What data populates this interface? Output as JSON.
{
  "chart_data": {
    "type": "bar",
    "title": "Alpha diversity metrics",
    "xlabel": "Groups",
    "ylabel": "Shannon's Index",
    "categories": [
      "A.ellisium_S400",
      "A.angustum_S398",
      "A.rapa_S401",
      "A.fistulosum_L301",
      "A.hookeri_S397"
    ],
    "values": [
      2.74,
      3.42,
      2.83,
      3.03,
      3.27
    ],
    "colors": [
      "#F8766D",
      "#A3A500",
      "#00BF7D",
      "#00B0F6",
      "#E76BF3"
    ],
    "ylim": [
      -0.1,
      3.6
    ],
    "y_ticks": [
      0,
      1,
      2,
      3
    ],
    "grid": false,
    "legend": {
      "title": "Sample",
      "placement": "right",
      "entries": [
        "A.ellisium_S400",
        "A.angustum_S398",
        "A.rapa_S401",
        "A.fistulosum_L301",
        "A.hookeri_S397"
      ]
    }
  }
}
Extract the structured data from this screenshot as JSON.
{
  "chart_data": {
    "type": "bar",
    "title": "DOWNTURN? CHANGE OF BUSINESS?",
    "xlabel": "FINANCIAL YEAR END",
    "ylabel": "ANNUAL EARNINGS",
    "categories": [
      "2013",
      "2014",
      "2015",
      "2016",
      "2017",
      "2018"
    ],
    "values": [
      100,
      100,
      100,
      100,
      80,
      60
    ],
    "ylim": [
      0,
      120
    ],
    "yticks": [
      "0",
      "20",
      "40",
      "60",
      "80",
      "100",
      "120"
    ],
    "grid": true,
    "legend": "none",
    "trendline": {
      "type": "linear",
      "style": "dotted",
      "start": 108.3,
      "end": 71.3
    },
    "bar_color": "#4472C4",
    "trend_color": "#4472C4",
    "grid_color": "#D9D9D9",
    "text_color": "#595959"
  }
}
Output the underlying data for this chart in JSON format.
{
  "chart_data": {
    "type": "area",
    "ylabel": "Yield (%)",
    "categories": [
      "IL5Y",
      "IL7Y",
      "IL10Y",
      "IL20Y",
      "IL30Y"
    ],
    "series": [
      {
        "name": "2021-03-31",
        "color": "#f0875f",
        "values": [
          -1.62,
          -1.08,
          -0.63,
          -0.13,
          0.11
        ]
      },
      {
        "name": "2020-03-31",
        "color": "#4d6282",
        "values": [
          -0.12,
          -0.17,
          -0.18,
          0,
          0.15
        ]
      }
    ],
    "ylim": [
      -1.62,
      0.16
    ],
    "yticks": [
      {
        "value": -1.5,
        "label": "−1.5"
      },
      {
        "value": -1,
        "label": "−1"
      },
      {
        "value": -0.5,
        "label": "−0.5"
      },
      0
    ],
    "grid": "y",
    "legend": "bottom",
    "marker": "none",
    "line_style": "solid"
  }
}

* _SET PROBLEM_
Make a verbatim copy of every entry shown above.

* _FINISHED TASK_
What data populates this interface? Output as JSON.
{
  "chart_data": {
    "type": "bar",
    "title": "Alpha diversity metrics",
    "xlabel": "Groups",
    "ylabel": "Shannon's Index",
    "categories": [
      "A.ellisium_S400",
      "A.angustum_S398",
      "A.rapa_S401",
      "A.fistulosum_L301",
      "A.hookeri_S397"
    ],
    "values": [
      2.74,
      3.42,
      2.83,
      3.03,
      3.27
    ],
    "colors": [
      "#F8766D",
      "#A3A500",
      "#00BF7D",
      "#00B0F6",
      "#E76BF3"
    ],
    "ylim": [
      -0.1,
      3.6
    ],
    "y_ticks": [
      0,
      1,
      2,
      3
    ],
    "grid": false,
    "legend": {
      "title": "Sample",
      "placement": "right",
      "entries": [
        "A.ellisium_S400",
        "A.angustum_S398",
        "A.rapa_S401",
        "A.fistulosum_L301",
        "A.hookeri_S397"
      ]
    }
  }
}
Extract the structured data from this screenshot as JSON.
{
  "chart_data": {
    "type": "bar",
    "title": "DOWNTURN? CHANGE OF BUSINESS?",
    "xlabel": "FINANCIAL YEAR END",
    "ylabel": "ANNUAL EARNINGS",
    "categories": [
      "2013",
      "2014",
      "2015",
      "2016",
      "2017",
      "2018"
    ],
    "values": [
      100,
      100,
      100,
      100,
      80,
      60
    ],
    "ylim": [
      0,
      120
    ],
    "yticks": [
      "0",
      "20",
      "40",
      "60",
      "80",
      "100",
      "120"
    ],
    "grid": true,
    "legend": "none",
    "trendline": {
      "type": "linear",
      "style": "dotted",
      "start": 108.3,
      "end": 71.3
    },
    "bar_color": "#4472C4",
    "trend_color": "#4472C4",
    "grid_color": "#D9D9D9",
    "text_color": "#595959"
  }
}
Output the underlying data for this chart in JSON format.
{
  "chart_data": {
    "type": "area",
    "ylabel": "Yield (%)",
    "categories": [
      "IL5Y",
      "IL7Y",
      "IL10Y",
      "IL20Y",
      "IL30Y"
    ],
    "series": [
      {
        "name": "2021-03-31",
        "color": "#f0875f",
        "values": [
          -1.62,
          -1.08,
          -0.63,
          -0.13,
          0.11
        ]
      },
      {
        "name": "2020-03-31",
        "color": "#4d6282",
        "values": [
          -0.12,
          -0.17,
          -0.18,
          0,
          0.15
        ]
      }
    ],
    "ylim": [
      -1.62,
      0.16
    ],
    "yticks": [
      {
        "value": -1.5,
        "label": "−1.5"
      },
      {
        "value": -1,
        "label": "−1"
      },
      {
        "value": -0.5,
        "label": "−0.5"
      },
      0
    ],
    "grid": "y",
    "legend": "bottom",
    "marker": "none",
    "line_style": "solid"
  }
}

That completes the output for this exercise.